- TASK STATEMENT
Work through the records below and tally every line containing "Λογοτεχνία". Reply with the total alone.

Stored data:
** BEGIN **

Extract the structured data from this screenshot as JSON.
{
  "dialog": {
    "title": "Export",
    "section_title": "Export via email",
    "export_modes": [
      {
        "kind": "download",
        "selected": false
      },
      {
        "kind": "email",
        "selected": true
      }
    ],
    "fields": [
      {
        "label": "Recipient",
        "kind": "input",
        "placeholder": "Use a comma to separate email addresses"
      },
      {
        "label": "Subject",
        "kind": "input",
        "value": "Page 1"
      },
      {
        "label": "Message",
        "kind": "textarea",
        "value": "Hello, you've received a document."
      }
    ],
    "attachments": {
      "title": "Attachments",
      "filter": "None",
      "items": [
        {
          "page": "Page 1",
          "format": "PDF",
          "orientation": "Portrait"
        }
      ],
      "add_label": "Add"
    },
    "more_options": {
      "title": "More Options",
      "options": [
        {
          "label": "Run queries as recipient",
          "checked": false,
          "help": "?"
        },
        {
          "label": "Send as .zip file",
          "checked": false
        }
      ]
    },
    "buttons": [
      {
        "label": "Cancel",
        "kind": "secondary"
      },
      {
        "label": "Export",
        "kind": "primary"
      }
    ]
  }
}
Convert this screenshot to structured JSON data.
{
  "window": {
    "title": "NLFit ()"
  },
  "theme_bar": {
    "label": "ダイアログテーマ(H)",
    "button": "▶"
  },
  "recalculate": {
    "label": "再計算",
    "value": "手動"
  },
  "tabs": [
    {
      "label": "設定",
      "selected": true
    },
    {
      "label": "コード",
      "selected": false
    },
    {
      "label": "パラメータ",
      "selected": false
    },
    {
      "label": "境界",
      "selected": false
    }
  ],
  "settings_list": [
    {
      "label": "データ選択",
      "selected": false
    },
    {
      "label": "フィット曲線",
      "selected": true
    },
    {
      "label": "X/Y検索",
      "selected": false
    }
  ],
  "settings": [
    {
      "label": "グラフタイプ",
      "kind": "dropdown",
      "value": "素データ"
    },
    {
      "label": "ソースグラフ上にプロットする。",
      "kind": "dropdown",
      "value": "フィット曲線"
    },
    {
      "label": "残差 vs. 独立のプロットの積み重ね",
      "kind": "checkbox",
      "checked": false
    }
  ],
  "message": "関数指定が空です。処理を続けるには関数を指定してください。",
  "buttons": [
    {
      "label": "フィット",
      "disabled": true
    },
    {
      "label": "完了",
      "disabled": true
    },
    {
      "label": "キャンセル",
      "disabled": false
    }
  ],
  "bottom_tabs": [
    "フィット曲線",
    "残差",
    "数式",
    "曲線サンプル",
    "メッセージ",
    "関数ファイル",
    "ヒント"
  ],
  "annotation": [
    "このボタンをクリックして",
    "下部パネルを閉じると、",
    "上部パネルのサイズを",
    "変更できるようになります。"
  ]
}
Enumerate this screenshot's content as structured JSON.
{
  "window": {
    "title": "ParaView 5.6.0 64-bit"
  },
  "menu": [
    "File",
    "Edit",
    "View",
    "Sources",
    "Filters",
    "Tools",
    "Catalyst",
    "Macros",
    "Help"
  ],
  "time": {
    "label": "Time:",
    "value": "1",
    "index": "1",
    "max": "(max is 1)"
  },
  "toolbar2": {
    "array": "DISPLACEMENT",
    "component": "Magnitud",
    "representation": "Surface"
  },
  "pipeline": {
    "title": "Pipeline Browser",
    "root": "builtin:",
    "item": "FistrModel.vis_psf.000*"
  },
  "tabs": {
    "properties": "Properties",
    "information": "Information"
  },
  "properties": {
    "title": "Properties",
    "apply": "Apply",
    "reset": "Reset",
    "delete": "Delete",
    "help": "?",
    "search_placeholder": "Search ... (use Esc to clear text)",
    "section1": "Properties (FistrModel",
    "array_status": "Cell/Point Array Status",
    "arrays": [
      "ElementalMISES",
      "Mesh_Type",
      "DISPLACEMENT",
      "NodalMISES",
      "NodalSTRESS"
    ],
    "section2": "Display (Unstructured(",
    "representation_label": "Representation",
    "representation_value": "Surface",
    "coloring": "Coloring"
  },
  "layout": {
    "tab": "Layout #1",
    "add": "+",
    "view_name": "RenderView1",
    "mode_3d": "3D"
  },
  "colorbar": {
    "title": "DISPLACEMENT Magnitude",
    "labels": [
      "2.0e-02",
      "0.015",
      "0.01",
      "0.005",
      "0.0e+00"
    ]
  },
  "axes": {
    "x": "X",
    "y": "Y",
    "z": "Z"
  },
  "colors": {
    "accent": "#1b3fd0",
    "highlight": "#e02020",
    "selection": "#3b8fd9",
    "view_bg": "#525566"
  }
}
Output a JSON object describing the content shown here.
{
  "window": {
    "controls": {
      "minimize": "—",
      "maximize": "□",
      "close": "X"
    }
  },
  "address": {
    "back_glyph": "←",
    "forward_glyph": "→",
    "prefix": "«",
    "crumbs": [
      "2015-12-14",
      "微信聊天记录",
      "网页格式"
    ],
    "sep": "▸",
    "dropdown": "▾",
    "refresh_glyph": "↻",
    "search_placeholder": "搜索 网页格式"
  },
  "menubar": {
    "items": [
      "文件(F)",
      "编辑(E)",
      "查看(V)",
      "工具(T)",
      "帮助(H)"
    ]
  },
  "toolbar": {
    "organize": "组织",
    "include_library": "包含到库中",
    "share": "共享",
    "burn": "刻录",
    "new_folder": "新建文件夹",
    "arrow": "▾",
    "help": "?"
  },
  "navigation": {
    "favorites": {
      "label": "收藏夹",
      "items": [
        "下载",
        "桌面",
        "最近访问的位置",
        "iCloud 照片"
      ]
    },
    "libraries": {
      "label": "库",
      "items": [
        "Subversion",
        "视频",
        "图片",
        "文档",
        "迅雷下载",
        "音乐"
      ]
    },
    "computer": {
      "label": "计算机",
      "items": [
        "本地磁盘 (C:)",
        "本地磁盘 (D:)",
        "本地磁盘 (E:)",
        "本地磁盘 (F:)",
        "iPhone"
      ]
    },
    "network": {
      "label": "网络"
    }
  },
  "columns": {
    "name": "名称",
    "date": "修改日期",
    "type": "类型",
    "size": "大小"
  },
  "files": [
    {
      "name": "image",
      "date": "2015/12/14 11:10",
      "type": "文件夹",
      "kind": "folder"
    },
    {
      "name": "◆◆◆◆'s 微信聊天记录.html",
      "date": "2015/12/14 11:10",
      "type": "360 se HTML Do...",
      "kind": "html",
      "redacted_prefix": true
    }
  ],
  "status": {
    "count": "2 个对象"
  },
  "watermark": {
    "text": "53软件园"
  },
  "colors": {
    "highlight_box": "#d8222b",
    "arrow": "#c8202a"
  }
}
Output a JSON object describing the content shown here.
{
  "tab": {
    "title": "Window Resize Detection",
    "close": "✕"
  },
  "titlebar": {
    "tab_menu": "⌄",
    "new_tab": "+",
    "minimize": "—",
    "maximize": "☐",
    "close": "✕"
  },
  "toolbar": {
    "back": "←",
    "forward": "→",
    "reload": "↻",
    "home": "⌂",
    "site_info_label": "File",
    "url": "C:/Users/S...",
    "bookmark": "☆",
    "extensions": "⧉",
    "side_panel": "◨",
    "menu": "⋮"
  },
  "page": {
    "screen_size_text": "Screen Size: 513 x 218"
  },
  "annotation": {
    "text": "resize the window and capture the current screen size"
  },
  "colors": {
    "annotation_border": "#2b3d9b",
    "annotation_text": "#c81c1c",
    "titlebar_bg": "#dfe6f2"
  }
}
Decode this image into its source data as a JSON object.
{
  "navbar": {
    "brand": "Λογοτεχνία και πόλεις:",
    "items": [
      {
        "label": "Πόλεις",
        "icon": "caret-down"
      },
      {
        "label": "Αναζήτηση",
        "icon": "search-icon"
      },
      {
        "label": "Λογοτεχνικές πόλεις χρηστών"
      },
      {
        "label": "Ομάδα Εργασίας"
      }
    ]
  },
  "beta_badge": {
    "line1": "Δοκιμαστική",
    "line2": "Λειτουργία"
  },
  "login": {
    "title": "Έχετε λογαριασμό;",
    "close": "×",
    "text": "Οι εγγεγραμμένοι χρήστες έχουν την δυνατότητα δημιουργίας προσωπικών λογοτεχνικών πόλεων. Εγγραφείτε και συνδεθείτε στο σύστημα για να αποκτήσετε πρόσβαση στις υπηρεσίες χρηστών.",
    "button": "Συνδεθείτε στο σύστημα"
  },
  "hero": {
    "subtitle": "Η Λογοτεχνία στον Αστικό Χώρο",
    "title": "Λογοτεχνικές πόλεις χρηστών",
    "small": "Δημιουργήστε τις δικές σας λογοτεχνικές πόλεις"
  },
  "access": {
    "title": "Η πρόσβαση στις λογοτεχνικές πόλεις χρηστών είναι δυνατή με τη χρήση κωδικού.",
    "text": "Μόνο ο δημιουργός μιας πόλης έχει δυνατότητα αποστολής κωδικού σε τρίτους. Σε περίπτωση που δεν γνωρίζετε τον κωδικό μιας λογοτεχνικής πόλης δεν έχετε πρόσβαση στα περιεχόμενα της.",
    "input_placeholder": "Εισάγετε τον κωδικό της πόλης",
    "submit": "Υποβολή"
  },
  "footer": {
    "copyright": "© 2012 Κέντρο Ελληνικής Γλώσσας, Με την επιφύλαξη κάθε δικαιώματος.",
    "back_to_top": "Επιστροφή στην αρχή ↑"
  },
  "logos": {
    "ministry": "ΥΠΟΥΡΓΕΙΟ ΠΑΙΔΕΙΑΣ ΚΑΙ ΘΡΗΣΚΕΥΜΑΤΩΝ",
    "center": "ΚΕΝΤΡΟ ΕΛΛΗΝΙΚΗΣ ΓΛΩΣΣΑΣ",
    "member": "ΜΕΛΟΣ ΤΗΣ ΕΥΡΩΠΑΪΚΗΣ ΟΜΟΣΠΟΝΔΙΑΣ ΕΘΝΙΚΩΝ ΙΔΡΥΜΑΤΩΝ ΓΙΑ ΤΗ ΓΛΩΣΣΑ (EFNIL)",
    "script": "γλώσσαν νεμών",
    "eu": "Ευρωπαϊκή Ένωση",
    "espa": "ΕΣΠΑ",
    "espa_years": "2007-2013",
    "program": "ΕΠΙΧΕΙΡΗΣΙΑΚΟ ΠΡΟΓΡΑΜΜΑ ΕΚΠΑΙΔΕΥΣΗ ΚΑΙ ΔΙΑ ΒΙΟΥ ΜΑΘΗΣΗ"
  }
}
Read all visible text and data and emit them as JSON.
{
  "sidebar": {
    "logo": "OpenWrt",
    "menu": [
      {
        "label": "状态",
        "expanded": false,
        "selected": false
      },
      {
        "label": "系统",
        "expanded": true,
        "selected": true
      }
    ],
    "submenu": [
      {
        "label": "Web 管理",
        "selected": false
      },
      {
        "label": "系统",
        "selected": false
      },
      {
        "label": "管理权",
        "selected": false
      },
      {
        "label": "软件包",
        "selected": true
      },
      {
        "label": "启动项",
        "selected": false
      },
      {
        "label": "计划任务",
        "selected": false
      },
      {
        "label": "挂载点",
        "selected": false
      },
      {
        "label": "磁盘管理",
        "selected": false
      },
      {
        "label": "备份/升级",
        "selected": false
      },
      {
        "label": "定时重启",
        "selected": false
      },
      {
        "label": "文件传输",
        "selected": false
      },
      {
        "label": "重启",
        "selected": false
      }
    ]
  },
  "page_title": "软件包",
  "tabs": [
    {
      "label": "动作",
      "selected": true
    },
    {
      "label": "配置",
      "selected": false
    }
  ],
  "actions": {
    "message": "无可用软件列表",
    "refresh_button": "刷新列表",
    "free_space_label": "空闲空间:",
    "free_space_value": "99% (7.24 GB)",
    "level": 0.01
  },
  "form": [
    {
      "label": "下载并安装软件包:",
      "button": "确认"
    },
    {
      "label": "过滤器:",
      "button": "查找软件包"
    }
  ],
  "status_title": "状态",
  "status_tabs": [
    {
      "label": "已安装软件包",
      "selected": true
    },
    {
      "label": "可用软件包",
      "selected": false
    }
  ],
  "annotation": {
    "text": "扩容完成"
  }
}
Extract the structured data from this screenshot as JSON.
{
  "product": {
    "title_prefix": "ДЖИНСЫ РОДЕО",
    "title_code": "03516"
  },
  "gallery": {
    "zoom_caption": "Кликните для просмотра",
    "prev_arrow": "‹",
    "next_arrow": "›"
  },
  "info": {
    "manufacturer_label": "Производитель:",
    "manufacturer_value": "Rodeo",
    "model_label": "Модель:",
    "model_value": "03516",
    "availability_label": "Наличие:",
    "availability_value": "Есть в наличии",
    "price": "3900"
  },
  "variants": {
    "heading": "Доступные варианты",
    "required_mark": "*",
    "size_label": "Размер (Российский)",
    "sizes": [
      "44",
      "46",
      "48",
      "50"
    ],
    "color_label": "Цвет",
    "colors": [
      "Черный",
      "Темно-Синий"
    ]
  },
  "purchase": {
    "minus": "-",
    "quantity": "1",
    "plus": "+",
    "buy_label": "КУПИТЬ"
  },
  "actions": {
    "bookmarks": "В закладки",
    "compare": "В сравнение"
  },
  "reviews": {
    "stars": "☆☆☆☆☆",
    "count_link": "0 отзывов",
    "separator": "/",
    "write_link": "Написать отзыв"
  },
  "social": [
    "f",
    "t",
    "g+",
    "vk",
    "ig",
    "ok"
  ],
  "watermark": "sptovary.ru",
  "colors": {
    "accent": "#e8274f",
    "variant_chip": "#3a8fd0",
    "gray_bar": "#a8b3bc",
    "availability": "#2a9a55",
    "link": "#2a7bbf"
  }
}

** END **

- FINISHED TASK
2